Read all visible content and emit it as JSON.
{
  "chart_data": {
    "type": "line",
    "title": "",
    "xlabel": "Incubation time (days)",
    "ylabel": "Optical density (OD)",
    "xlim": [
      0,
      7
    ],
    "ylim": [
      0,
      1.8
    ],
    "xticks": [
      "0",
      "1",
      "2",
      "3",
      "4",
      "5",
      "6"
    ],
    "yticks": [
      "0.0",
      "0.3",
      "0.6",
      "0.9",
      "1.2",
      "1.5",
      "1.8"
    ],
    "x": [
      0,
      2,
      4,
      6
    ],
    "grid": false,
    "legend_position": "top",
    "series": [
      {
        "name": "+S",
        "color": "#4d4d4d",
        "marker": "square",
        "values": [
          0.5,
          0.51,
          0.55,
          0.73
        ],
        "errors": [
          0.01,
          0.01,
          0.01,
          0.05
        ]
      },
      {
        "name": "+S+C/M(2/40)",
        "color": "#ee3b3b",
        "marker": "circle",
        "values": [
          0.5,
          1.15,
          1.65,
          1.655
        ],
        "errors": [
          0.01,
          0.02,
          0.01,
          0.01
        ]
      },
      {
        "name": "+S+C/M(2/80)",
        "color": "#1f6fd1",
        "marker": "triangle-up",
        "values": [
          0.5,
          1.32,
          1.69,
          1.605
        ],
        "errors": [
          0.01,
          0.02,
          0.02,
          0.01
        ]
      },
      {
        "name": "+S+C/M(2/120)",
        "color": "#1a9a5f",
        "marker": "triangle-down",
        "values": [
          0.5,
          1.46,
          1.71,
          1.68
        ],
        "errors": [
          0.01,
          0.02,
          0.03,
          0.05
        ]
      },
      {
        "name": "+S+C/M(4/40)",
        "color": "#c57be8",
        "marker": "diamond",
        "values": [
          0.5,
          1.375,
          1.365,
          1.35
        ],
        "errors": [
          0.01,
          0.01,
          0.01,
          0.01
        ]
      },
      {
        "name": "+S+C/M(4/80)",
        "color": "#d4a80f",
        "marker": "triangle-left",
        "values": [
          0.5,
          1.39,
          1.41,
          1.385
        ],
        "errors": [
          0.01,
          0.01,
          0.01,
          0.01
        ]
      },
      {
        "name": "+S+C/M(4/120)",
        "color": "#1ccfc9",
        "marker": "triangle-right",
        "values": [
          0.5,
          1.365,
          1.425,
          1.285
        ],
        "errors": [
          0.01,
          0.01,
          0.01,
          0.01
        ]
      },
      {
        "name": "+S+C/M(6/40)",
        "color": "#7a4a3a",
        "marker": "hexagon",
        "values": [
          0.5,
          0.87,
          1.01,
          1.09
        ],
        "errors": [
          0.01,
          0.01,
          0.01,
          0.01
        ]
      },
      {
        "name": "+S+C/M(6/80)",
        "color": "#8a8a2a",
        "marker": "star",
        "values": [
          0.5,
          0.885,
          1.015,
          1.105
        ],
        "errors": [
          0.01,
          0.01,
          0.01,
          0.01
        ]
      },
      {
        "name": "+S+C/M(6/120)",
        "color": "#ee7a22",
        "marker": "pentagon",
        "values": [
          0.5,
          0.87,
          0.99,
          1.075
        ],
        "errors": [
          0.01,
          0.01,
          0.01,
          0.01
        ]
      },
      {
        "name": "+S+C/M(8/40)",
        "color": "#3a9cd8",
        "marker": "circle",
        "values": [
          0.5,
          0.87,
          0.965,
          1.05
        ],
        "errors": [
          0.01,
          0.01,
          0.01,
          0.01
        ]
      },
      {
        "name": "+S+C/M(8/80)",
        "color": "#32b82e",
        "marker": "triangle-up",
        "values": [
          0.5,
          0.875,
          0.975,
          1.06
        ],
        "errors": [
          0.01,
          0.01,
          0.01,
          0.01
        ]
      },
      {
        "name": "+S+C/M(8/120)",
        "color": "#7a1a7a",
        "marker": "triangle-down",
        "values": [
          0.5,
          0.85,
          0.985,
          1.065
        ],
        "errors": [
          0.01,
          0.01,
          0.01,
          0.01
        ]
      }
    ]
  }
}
◆ ◆ ◆ ◆ ◆
- WHAT YOU NEED TO DO -
All entries must be repeated verbatim.

- EXERCISE SOLUTION -
Read all visible content and emit it as JSON.
{
  "chart_data": {
    "type": "line",
    "title": "",
    "xlabel": "Incubation time (days)",
    "ylabel": "Optical density (OD)",
    "xlim": [
      0,
      7
    ],
    "ylim": [
      0,
      1.8
    ],
    "xticks": [
      "0",
      "1",
      "2",
      "3",
      "4",
      "5",
      "6"
    ],
    "yticks": [
      "0.0",
      "0.3",
      "0.6",
      "0.9",
      "1.2",
      "1.5",
      "1.8"
    ],
    "x": [
      0,
      2,
      4,
      6
    ],
    "grid": false,
    "legend_position": "top",
    "series": [
      {
        "name": "+S",
        "color": "#4d4d4d",
        "marker": "square",
        "values": [
          0.5,
          0.51,
          0.55,
          0.73
        ],
        "errors": [
          0.01,
          0.01,
          0.01,
          0.05
        ]
      },
      {
        "name": "+S+C/M(2/40)",
        "color": "#ee3b3b",
        "marker": "circle",
        "values": [
          0.5,
          1.15,
          1.65,
          1.655
        ],
        "errors": [
          0.01,
          0.02,
          0.01,
          0.01
        ]
      },
      {
        "name": "+S+C/M(2/80)",
        "color": "#1f6fd1",
        "marker": "triangle-up",
        "values": [
          0.5,
          1.32,
          1.69,
          1.605
        ],
        "errors": [
          0.01,
          0.02,
          0.02,
          0.01
        ]
      },
      {
        "name": "+S+C/M(2/120)",
        "color": "#1a9a5f",
        "marker": "triangle-down",
        "values": [
          0.5,
          1.46,
          1.71,
          1.68
        ],
        "errors": [
          0.01,
          0.02,
          0.03,
          0.05
        ]
      },
      {
        "name": "+S+C/M(4/40)",
        "color": "#c57be8",
        "marker": "diamond",
        "values": [
          0.5,
          1.375,
          1.365,
          1.35
        ],
        "errors": [
          0.01,
          0.01,
          0.01,
          0.01
        ]
      },
      {
        "name": "+S+C/M(4/80)",
        "color": "#d4a80f",
        "marker": "triangle-left",
        "values": [
          0.5,
          1.39,
          1.41,
          1.385
        ],
        "errors": [
          0.01,
          0.01,
          0.01,
          0.01
        ]
      },
      {
        "name": "+S+C/M(4/120)",
        "color": "#1ccfc9",
        "marker": "triangle-right",
        "values": [
          0.5,
          1.365,
          1.425,
          1.285
        ],
        "errors": [
          0.01,
          0.01,
          0.01,
          0.01
        ]
      },
      {
        "name": "+S+C/M(6/40)",
        "color": "#7a4a3a",
        "marker": "hexagon",
        "values": [
          0.5,
          0.87,
          1.01,
          1.09
        ],
        "errors": [
          0.01,
          0.01,
          0.01,
          0.01
        ]
      },
      {
        "name": "+S+C/M(6/80)",
        "color": "#8a8a2a",
        "marker": "star",
        "values": [
          0.5,
          0.885,
          1.015,
          1.105
        ],
        "errors": [
          0.01,
          0.01,
          0.01,
          0.01
        ]
      },
      {
        "name": "+S+C/M(6/120)",
        "color": "#ee7a22",
        "marker": "pentagon",
        "values": [
          0.5,
          0.87,
          0.99,
          1.075
        ],
        "errors": [
          0.01,
          0.01,
          0.01,
          0.01
        ]
      },
      {
        "name": "+S+C/M(8/40)",
        "color": "#3a9cd8",
        "marker": "circle",
        "values": [
          0.5,
          0.87,
          0.965,
          1.05
        ],
        "errors": [
          0.01,
          0.01,
          0.01,
          0.01
        ]
      },
      {
        "name": "+S+C/M(8/80)",
        "color": "#32b82e",
        "marker": "triangle-up",
        "values": [
          0.5,
          0.875,
          0.975,
          1.06
        ],
        "errors": [
          0.01,
          0.01,
          0.01,
          0.01
        ]
      },
      {
        "name": "+S+C/M(8/120)",
        "color": "#7a1a7a",
        "marker": "triangle-down",
        "values": [
          0.5,
          0.85,
          0.985,
          1.065
        ],
        "errors": [
          0.01,
          0.01,
          0.01,
          0.01
        ]
      }
    ]
  }
}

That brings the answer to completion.